**Do this:** Restate the listing that follows word for word, without its pictures.
+++
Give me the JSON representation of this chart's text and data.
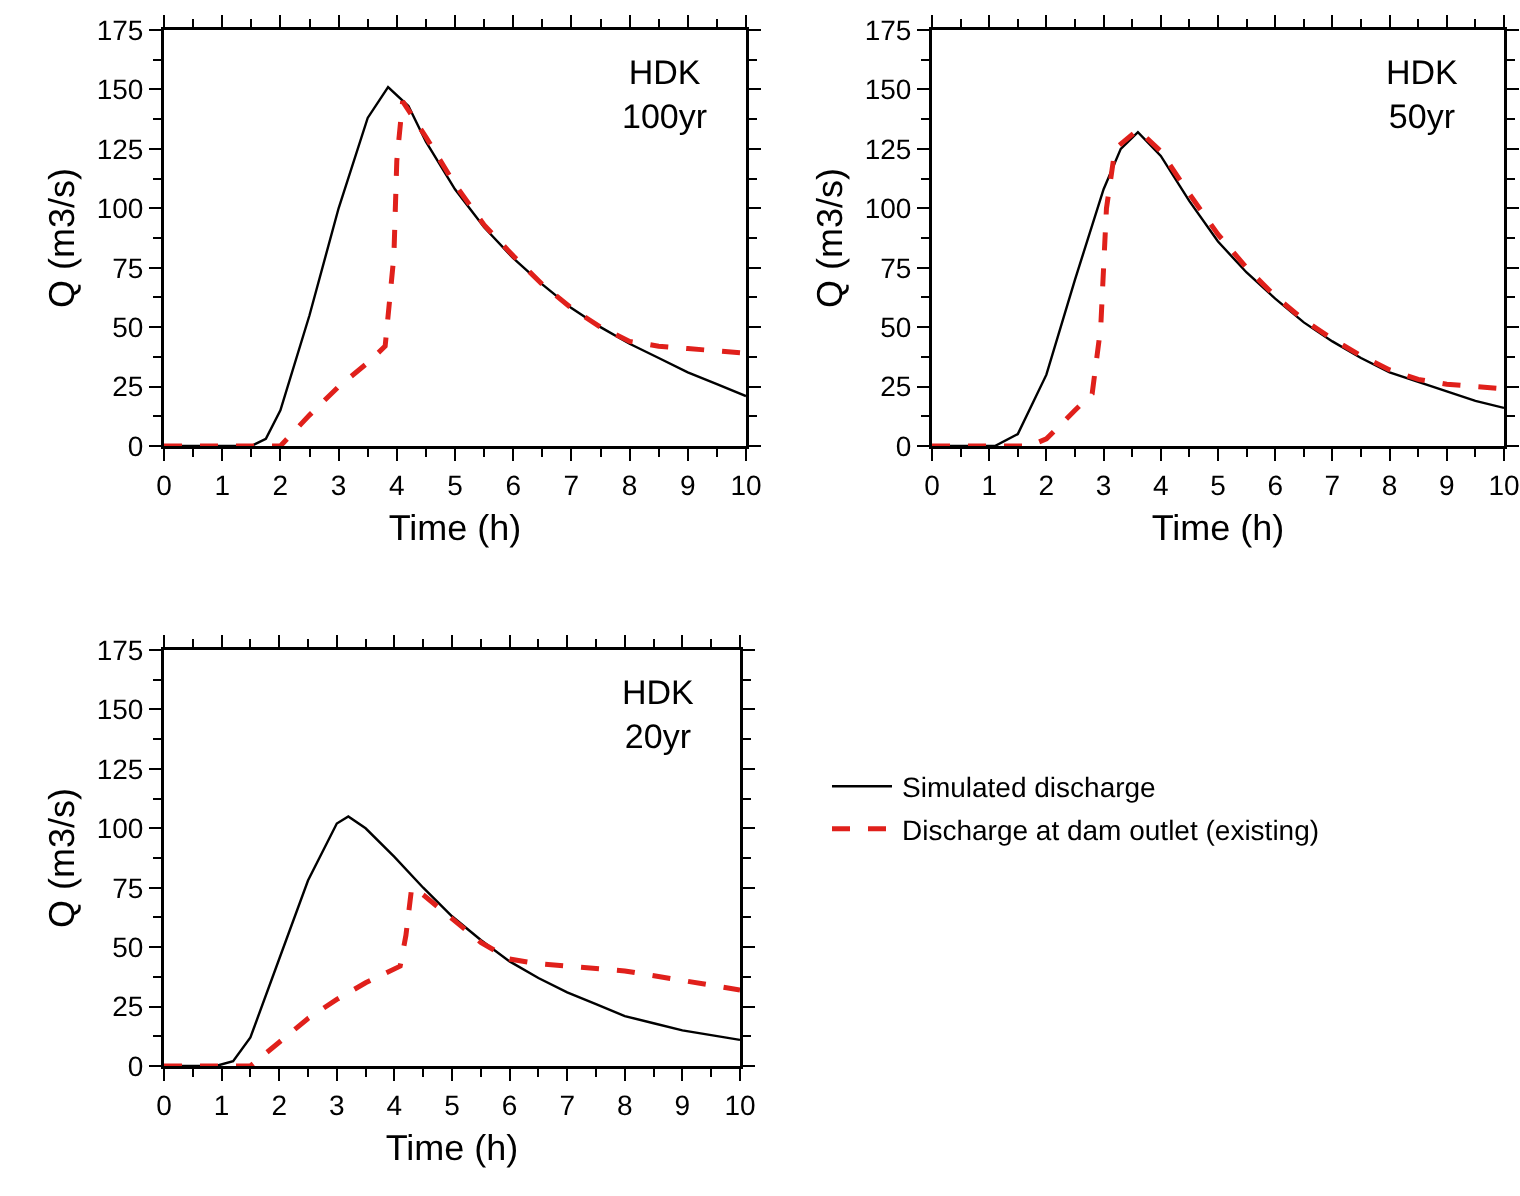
{
  "chart_data": [
    {
      "type": "line",
      "xlabel": "Time (h)",
      "ylabel": "Q (m3/s)",
      "annotations": [
        "HDK\n100yr"
      ],
      "xlim": [
        0,
        10
      ],
      "xticks": [
        0,
        1,
        2,
        3,
        4,
        5,
        6,
        7,
        8,
        9,
        10
      ],
      "ylim": [
        0,
        175
      ],
      "yticks": [
        0,
        25,
        50,
        75,
        100,
        125,
        150,
        175
      ],
      "grid": false,
      "series": [
        {
          "color": "#000000",
          "line_style": "solid",
          "x": [
            0,
            0.5,
            1,
            1.5,
            1.75,
            2,
            2.5,
            3,
            3.5,
            3.85,
            4.2,
            4.5,
            5,
            5.5,
            6,
            6.5,
            7,
            7.5,
            8,
            8.5,
            9,
            9.5,
            10
          ],
          "values": [
            0,
            0,
            0,
            0,
            3,
            15,
            55,
            100,
            138,
            151,
            143,
            128,
            108,
            92,
            79,
            68,
            58,
            50,
            43,
            37,
            31,
            26,
            21
          ]
        },
        {
          "color": "#e0201b",
          "line_style": "dashed",
          "x": [
            0,
            0.5,
            1,
            1.5,
            2,
            2.5,
            3,
            3.5,
            3.8,
            3.95,
            4,
            4.1,
            4.5,
            5,
            5.5,
            6,
            6.5,
            7,
            7.5,
            8,
            8.5,
            9,
            9.5,
            10
          ],
          "values": [
            0,
            0,
            0,
            0,
            0,
            13,
            25,
            35,
            42,
            80,
            120,
            145,
            130,
            110,
            93,
            80,
            68,
            58,
            50,
            44,
            42,
            41,
            40,
            39
          ]
        }
      ]
    },
    {
      "type": "line",
      "xlabel": "Time (h)",
      "ylabel": "Q (m3/s)",
      "annotations": [
        "HDK\n50yr"
      ],
      "xlim": [
        0,
        10
      ],
      "xticks": [
        0,
        1,
        2,
        3,
        4,
        5,
        6,
        7,
        8,
        9,
        10
      ],
      "ylim": [
        0,
        175
      ],
      "yticks": [
        0,
        25,
        50,
        75,
        100,
        125,
        150,
        175
      ],
      "grid": false,
      "series": [
        {
          "color": "#000000",
          "line_style": "solid",
          "x": [
            0,
            0.5,
            1.1,
            1.5,
            2,
            2.5,
            3,
            3.3,
            3.6,
            4,
            4.5,
            5,
            5.5,
            6,
            6.5,
            7,
            7.5,
            8,
            8.5,
            9,
            9.5,
            10
          ],
          "values": [
            0,
            0,
            0,
            5,
            30,
            70,
            108,
            125,
            132,
            122,
            103,
            86,
            73,
            62,
            52,
            44,
            37,
            31,
            27,
            23,
            19,
            16
          ]
        },
        {
          "color": "#e0201b",
          "line_style": "dashed",
          "x": [
            0,
            0.5,
            1,
            1.7,
            2,
            2.5,
            2.8,
            2.95,
            3.05,
            3.2,
            3.6,
            4,
            4.5,
            5,
            5.5,
            6,
            6.5,
            7,
            7.5,
            8,
            8.5,
            9,
            9.5,
            10
          ],
          "values": [
            0,
            0,
            0,
            0,
            3,
            15,
            22,
            50,
            100,
            125,
            133,
            124,
            106,
            89,
            75,
            63,
            53,
            45,
            38,
            32,
            28,
            26,
            25,
            24
          ]
        }
      ]
    },
    {
      "type": "line",
      "xlabel": "Time (h)",
      "ylabel": "Q (m3/s)",
      "annotations": [
        "HDK\n20yr"
      ],
      "xlim": [
        0,
        10
      ],
      "xticks": [
        0,
        1,
        2,
        3,
        4,
        5,
        6,
        7,
        8,
        9,
        10
      ],
      "ylim": [
        0,
        175
      ],
      "yticks": [
        0,
        25,
        50,
        75,
        100,
        125,
        150,
        175
      ],
      "grid": false,
      "legend": "right",
      "series": [
        {
          "name": "Simulated discharge",
          "color": "#000000",
          "line_style": "solid",
          "x": [
            0,
            0.5,
            0.9,
            1.2,
            1.5,
            2,
            2.5,
            3,
            3.2,
            3.5,
            4,
            4.5,
            5,
            5.5,
            6,
            6.5,
            7,
            7.5,
            8,
            8.5,
            9,
            9.5,
            10
          ],
          "values": [
            0,
            0,
            0,
            2,
            12,
            45,
            78,
            102,
            105,
            100,
            88,
            75,
            63,
            53,
            44,
            37,
            31,
            26,
            21,
            18,
            15,
            13,
            11
          ]
        },
        {
          "name": "Discharge at dam outlet (existing)",
          "color": "#e0201b",
          "line_style": "dashed",
          "x": [
            0,
            0.5,
            1,
            1.5,
            2,
            2.5,
            3,
            3.5,
            4.1,
            4.2,
            4.3,
            4.5,
            5,
            5.5,
            6,
            6.5,
            7,
            8,
            9,
            10
          ],
          "values": [
            0,
            0,
            0,
            0,
            10,
            20,
            28,
            35,
            42,
            55,
            75,
            72,
            62,
            52,
            45,
            43,
            42,
            40,
            36,
            32
          ]
        }
      ]
    }
  ]
}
+++
**Task result:**
Give me the JSON representation of this chart's text and data.
{
  "chart_data": [
    {
      "type": "line",
      "xlabel": "Time (h)",
      "ylabel": "Q (m3/s)",
      "annotations": [
        "HDK\n100yr"
      ],
      "xlim": [
        0,
        10
      ],
      "xticks": [
        0,
        1,
        2,
        3,
        4,
        5,
        6,
        7,
        8,
        9,
        10
      ],
      "ylim": [
        0,
        175
      ],
      "yticks": [
        0,
        25,
        50,
        75,
        100,
        125,
        150,
        175
      ],
      "grid": false,
      "series": [
        {
          "color": "#000000",
          "line_style": "solid",
          "x": [
            0,
            0.5,
            1,
            1.5,
            1.75,
            2,
            2.5,
            3,
            3.5,
            3.85,
            4.2,
            4.5,
            5,
            5.5,
            6,
            6.5,
            7,
            7.5,
            8,
            8.5,
            9,
            9.5,
            10
          ],
          "values": [
            0,
            0,
            0,
            0,
            3,
            15,
            55,
            100,
            138,
            151,
            143,
            128,
            108,
            92,
            79,
            68,
            58,
            50,
            43,
            37,
            31,
            26,
            21
          ]
        },
        {
          "color": "#e0201b",
          "line_style": "dashed",
          "x": [
            0,
            0.5,
            1,
            1.5,
            2,
            2.5,
            3,
            3.5,
            3.8,
            3.95,
            4,
            4.1,
            4.5,
            5,
            5.5,
            6,
            6.5,
            7,
            7.5,
            8,
            8.5,
            9,
            9.5,
            10
          ],
          "values": [
            0,
            0,
            0,
            0,
            0,
            13,
            25,
            35,
            42,
            80,
            120,
            145,
            130,
            110,
            93,
            80,
            68,
            58,
            50,
            44,
            42,
            41,
            40,
            39
          ]
        }
      ]
    },
    {
      "type": "line",
      "xlabel": "Time (h)",
      "ylabel": "Q (m3/s)",
      "annotations": [
        "HDK\n50yr"
      ],
      "xlim": [
        0,
        10
      ],
      "xticks": [
        0,
        1,
        2,
        3,
        4,
        5,
        6,
        7,
        8,
        9,
        10
      ],
      "ylim": [
        0,
        175
      ],
      "yticks": [
        0,
        25,
        50,
        75,
        100,
        125,
        150,
        175
      ],
      "grid": false,
      "series": [
        {
          "color": "#000000",
          "line_style": "solid",
          "x": [
            0,
            0.5,
            1.1,
            1.5,
            2,
            2.5,
            3,
            3.3,
            3.6,
            4,
            4.5,
            5,
            5.5,
            6,
            6.5,
            7,
            7.5,
            8,
            8.5,
            9,
            9.5,
            10
          ],
          "values": [
            0,
            0,
            0,
            5,
            30,
            70,
            108,
            125,
            132,
            122,
            103,
            86,
            73,
            62,
            52,
            44,
            37,
            31,
            27,
            23,
            19,
            16
          ]
        },
        {
          "color": "#e0201b",
          "line_style": "dashed",
          "x": [
            0,
            0.5,
            1,
            1.7,
            2,
            2.5,
            2.8,
            2.95,
            3.05,
            3.2,
            3.6,
            4,
            4.5,
            5,
            5.5,
            6,
            6.5,
            7,
            7.5,
            8,
            8.5,
            9,
            9.5,
            10
          ],
          "values": [
            0,
            0,
            0,
            0,
            3,
            15,
            22,
            50,
            100,
            125,
            133,
            124,
            106,
            89,
            75,
            63,
            53,
            45,
            38,
            32,
            28,
            26,
            25,
            24
          ]
        }
      ]
    },
    {
      "type": "line",
      "xlabel": "Time (h)",
      "ylabel": "Q (m3/s)",
      "annotations": [
        "HDK\n20yr"
      ],
      "xlim": [
        0,
        10
      ],
      "xticks": [
        0,
        1,
        2,
        3,
        4,
        5,
        6,
        7,
        8,
        9,
        10
      ],
      "ylim": [
        0,
        175
      ],
      "yticks": [
        0,
        25,
        50,
        75,
        100,
        125,
        150,
        175
      ],
      "grid": false,
      "legend": "right",
      "series": [
        {
          "name": "Simulated discharge",
          "color": "#000000",
          "line_style": "solid",
          "x": [
            0,
            0.5,
            0.9,
            1.2,
            1.5,
            2,
            2.5,
            3,
            3.2,
            3.5,
            4,
            4.5,
            5,
            5.5,
            6,
            6.5,
            7,
            7.5,
            8,
            8.5,
            9,
            9.5,
            10
          ],
          "values": [
            0,
            0,
            0,
            2,
            12,
            45,
            78,
            102,
            105,
            100,
            88,
            75,
            63,
            53,
            44,
            37,
            31,
            26,
            21,
            18,
            15,
            13,
            11
          ]
        },
        {
          "name": "Discharge at dam outlet (existing)",
          "color": "#e0201b",
          "line_style": "dashed",
          "x": [
            0,
            0.5,
            1,
            1.5,
            2,
            2.5,
            3,
            3.5,
            4.1,
            4.2,
            4.3,
            4.5,
            5,
            5.5,
            6,
            6.5,
            7,
            8,
            9,
            10
          ],
          "values": [
            0,
            0,
            0,
            0,
            10,
            20,
            28,
            35,
            42,
            55,
            75,
            72,
            62,
            52,
            45,
            43,
            42,
            40,
            36,
            32
          ]
        }
      ]
    }
  ]
}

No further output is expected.